- **What is asked**: Scan the material and copy every line in which "theme" appears.

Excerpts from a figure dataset
# # # # # # #

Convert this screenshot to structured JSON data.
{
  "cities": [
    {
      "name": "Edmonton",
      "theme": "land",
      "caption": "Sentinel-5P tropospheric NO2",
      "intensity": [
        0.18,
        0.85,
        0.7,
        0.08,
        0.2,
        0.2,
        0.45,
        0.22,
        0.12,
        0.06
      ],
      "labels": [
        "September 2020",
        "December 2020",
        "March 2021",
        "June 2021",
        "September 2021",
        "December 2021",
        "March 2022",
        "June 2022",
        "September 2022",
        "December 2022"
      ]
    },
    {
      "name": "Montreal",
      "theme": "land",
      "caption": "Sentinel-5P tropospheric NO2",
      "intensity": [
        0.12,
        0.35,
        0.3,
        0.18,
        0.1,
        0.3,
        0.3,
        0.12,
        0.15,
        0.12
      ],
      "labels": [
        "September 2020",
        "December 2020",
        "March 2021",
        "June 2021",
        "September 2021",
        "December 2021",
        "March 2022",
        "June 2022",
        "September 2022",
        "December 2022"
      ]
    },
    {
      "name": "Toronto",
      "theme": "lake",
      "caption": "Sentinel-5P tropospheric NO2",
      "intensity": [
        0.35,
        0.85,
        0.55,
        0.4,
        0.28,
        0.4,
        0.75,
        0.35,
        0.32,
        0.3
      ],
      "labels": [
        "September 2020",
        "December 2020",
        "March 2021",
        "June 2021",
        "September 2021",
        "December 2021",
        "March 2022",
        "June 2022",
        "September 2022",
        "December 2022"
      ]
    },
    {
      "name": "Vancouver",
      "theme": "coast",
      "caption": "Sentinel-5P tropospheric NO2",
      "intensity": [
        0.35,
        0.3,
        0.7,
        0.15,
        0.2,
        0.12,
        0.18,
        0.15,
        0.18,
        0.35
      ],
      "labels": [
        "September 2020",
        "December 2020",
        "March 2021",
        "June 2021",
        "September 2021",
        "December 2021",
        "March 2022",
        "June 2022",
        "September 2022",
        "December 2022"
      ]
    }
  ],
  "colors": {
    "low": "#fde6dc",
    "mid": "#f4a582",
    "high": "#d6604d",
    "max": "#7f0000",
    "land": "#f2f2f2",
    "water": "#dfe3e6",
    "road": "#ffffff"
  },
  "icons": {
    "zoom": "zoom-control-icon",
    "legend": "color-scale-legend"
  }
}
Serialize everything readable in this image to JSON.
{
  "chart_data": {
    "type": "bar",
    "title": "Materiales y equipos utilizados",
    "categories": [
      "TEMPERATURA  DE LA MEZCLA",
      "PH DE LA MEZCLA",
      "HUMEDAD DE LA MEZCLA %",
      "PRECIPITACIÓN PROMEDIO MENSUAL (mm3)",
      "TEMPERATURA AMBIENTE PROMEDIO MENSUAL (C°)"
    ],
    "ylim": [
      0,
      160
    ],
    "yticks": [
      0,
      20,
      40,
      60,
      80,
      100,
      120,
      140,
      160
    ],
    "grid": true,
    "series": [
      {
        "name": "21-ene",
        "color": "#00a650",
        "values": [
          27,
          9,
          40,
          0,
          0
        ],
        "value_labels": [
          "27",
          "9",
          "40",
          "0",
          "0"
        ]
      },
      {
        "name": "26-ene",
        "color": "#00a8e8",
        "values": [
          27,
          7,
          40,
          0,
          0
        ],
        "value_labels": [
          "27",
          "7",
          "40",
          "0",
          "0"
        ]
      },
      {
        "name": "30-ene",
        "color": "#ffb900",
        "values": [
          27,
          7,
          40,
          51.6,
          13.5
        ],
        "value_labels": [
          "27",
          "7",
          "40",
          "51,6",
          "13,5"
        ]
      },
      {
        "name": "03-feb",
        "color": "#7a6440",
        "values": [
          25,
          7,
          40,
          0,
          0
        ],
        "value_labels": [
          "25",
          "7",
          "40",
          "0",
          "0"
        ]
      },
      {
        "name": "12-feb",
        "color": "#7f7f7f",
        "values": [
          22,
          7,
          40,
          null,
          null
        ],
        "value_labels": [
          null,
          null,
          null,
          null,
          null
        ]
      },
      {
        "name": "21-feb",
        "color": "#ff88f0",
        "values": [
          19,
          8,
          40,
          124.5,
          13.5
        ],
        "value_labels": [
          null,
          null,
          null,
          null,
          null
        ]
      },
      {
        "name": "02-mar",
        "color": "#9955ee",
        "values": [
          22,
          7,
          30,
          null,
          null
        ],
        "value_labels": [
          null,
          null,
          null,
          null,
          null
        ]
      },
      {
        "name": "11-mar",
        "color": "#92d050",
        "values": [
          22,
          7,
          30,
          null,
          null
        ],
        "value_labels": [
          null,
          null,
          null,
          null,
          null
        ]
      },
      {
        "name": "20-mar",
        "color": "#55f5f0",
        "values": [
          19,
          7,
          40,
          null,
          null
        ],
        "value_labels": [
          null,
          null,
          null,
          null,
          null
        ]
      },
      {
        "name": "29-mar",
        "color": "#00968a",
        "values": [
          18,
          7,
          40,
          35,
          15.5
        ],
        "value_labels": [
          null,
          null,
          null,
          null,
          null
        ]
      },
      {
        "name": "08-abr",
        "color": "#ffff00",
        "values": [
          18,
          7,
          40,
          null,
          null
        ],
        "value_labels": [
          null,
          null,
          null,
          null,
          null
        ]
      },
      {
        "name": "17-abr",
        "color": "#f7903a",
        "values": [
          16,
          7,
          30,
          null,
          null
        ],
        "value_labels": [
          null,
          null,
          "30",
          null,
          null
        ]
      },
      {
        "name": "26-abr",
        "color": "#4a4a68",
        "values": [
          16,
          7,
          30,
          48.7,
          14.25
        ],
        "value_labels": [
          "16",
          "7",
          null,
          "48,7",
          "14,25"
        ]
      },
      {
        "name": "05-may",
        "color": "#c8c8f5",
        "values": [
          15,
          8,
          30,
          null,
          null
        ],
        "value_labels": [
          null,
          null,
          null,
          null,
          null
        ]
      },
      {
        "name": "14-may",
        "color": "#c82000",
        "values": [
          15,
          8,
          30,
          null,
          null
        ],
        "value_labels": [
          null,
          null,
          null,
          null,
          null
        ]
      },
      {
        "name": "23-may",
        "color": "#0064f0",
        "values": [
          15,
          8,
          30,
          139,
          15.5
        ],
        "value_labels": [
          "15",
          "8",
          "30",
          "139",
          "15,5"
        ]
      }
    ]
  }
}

# # # # # # #

- **Answer for this exercise**:
      "theme": "land",
      "theme": "land",
      "theme": "lake",
      "theme": "coast",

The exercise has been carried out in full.